TASK PROMPT:
Count the lines in the records below that contain the word "Prozent", and give only the number.

DATA FOR THIS EXERCISE:
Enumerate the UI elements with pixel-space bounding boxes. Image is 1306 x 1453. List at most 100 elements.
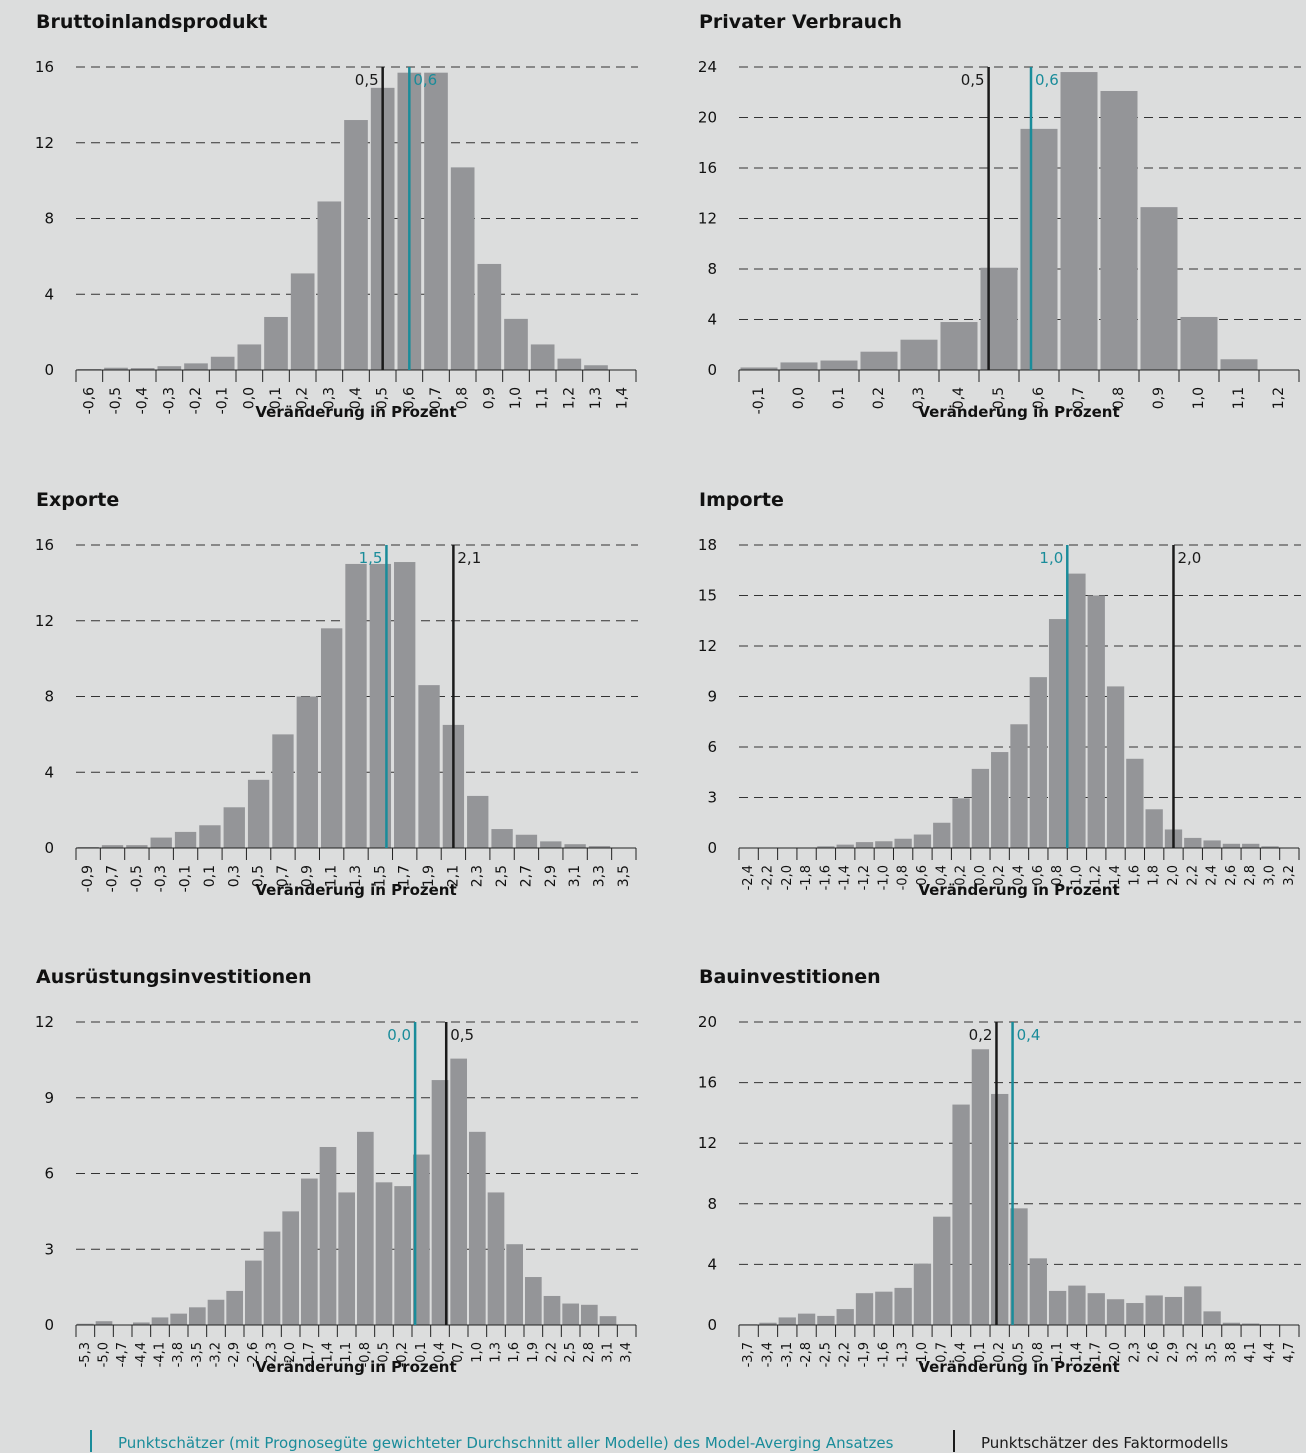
- bar: [557, 358, 582, 370]
- bar: [157, 366, 182, 370]
- x-tick-label: 0,7: [451, 1342, 466, 1363]
- bar: [77, 1323, 94, 1325]
- x-tick-label: 0,4: [348, 387, 364, 409]
- bar: [980, 267, 1018, 370]
- chart-panel-bauinvestitionen: Bauinvestitionen 0 4 8 12 16 20 -3,7 -3,4 -3,1 -2…: [699, 966, 1306, 1420]
- x-tick-label: 1,0: [1191, 387, 1207, 409]
- y-tick-label: 8: [44, 210, 54, 228]
- legend: Punktschätzer (mit Prognosegüte gewichte…: [0, 1428, 1306, 1453]
- x-tick-label: 0,8: [1031, 1342, 1046, 1363]
- bar: [174, 831, 197, 848]
- bar: [394, 1186, 411, 1325]
- x-tick-label: 0,4: [433, 1342, 448, 1363]
- x-tick-label: 2,8: [1243, 865, 1258, 886]
- bar: [491, 829, 513, 848]
- bar: [543, 1295, 561, 1325]
- x-tick-label: 0,4: [1012, 865, 1027, 886]
- x-tick-label: -3,2: [209, 1342, 224, 1367]
- bar: [126, 845, 148, 848]
- x-tick-label: 1,2: [1089, 865, 1104, 886]
- y-tick-label: 6: [44, 1165, 54, 1183]
- chart-panel-exporte: Exporte 0 4 8 12 16 -0,9 -0,7 -0,5 -0,3 -0,1 0,1 0,…: [36, 489, 656, 943]
- bar: [317, 201, 342, 370]
- x-axis-title: Veränderung in Prozent: [918, 403, 1119, 421]
- x-tick-label: 0,2: [295, 387, 311, 409]
- bar: [1068, 573, 1086, 848]
- y-tick-label: 4: [707, 311, 717, 329]
- x-tick-label: -0,9: [80, 865, 96, 892]
- bar: [1087, 595, 1105, 848]
- x-tick-label: 3,5: [616, 865, 632, 887]
- x-axis-title: Veränderung in Prozent: [255, 1358, 456, 1376]
- bar: [282, 1211, 299, 1325]
- bar: [1220, 359, 1258, 370]
- bar: [525, 1277, 542, 1325]
- bar: [836, 844, 854, 848]
- x-tick-label: -0,5: [108, 387, 124, 414]
- chart-panel-bip: Bruttoinlandsprodukt 0 4 8 12 16 -0,6 -0,5 -0,4…: [36, 11, 656, 465]
- y-tick-label: 12: [36, 612, 54, 630]
- bar: [1048, 619, 1067, 848]
- marker-label-teal: 0,4: [1017, 1026, 1041, 1044]
- chart-panel-ausruestungsinvestitionen: Ausrüstungsinvestitionen 0 3 6 9 12 -5,3 -5,0-…: [36, 966, 656, 1420]
- x-tick-label: 0,5: [1012, 1342, 1027, 1363]
- x-tick-label: -2,2: [760, 865, 775, 890]
- y-tick-label: 0: [44, 1316, 54, 1334]
- x-tick-label: 0,8: [455, 387, 471, 409]
- bar: [1222, 1322, 1241, 1325]
- bar: [1242, 1323, 1260, 1325]
- legend-swatch-black: [953, 1430, 955, 1452]
- bar: [599, 1316, 617, 1325]
- bar: [1020, 128, 1058, 370]
- bar: [1010, 1208, 1028, 1325]
- bar: [875, 1291, 893, 1325]
- x-tick-label: -0,2: [954, 865, 969, 890]
- x-tick-label: -0,8: [896, 865, 911, 890]
- x-tick-label: 3,5: [1205, 1342, 1220, 1363]
- y-tick-label: 6: [707, 738, 717, 756]
- bar: [860, 351, 898, 370]
- x-tick-label: 2,1: [445, 865, 461, 887]
- x-tick-label: 0,6: [1031, 865, 1046, 886]
- bar: [264, 316, 288, 370]
- x-tick-label: -0,5: [129, 865, 145, 892]
- x-tick-label: 0,2: [992, 865, 1007, 886]
- bar: [1203, 1311, 1221, 1325]
- x-tick-label: 2,9: [543, 865, 559, 887]
- x-tick-label: -0,4: [934, 865, 949, 890]
- bar: [1261, 846, 1279, 848]
- bar: [394, 562, 416, 848]
- x-tick-label: 3,3: [591, 865, 607, 887]
- x-tick-label: 0,2: [992, 1342, 1007, 1363]
- x-tick-label: -1,4: [321, 1342, 336, 1367]
- bar: [952, 798, 970, 848]
- y-tick-label: 4: [44, 285, 54, 303]
- bar: [940, 322, 978, 370]
- y-tick-label: 0: [44, 361, 54, 379]
- marker-label-teal: 0,0: [387, 1026, 411, 1044]
- x-tick-label: -0,2: [188, 387, 204, 414]
- bar: [263, 1231, 281, 1325]
- x-tick-label: 3,2: [1185, 1342, 1200, 1363]
- x-tick-label: 0,6: [1031, 387, 1047, 409]
- bar: [237, 344, 262, 370]
- marker-label-black: 2,1: [457, 549, 481, 567]
- bar: [933, 1216, 951, 1325]
- bar: [584, 365, 608, 370]
- marker-label-teal: 1,5: [359, 549, 383, 567]
- y-tick-label: 3: [707, 789, 717, 807]
- y-tick-label: 15: [699, 587, 717, 605]
- chart-title: Importe: [699, 489, 784, 511]
- x-tick-label: -0,6: [81, 387, 97, 414]
- bar: [1242, 843, 1260, 848]
- bar: [1029, 1258, 1047, 1325]
- x-tick-label: 2,3: [470, 865, 486, 887]
- x-tick-label: 0,5: [991, 387, 1007, 409]
- bar: [894, 838, 912, 848]
- bar: [1048, 1290, 1067, 1325]
- x-tick-label: 0,6: [401, 387, 417, 409]
- x-tick-label: 0,8: [1050, 865, 1065, 886]
- x-tick-label: 1,3: [489, 1342, 504, 1363]
- x-tick-label: 2,2: [545, 1342, 560, 1363]
- chart-svg: 0 4 8 12 16 -0,9 -0,7 -0,5 -0,3 -0,1 0,1 0,3 0,5 0,7 0…: [36, 536, 638, 899]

ANSWER FOR THE TASK:
2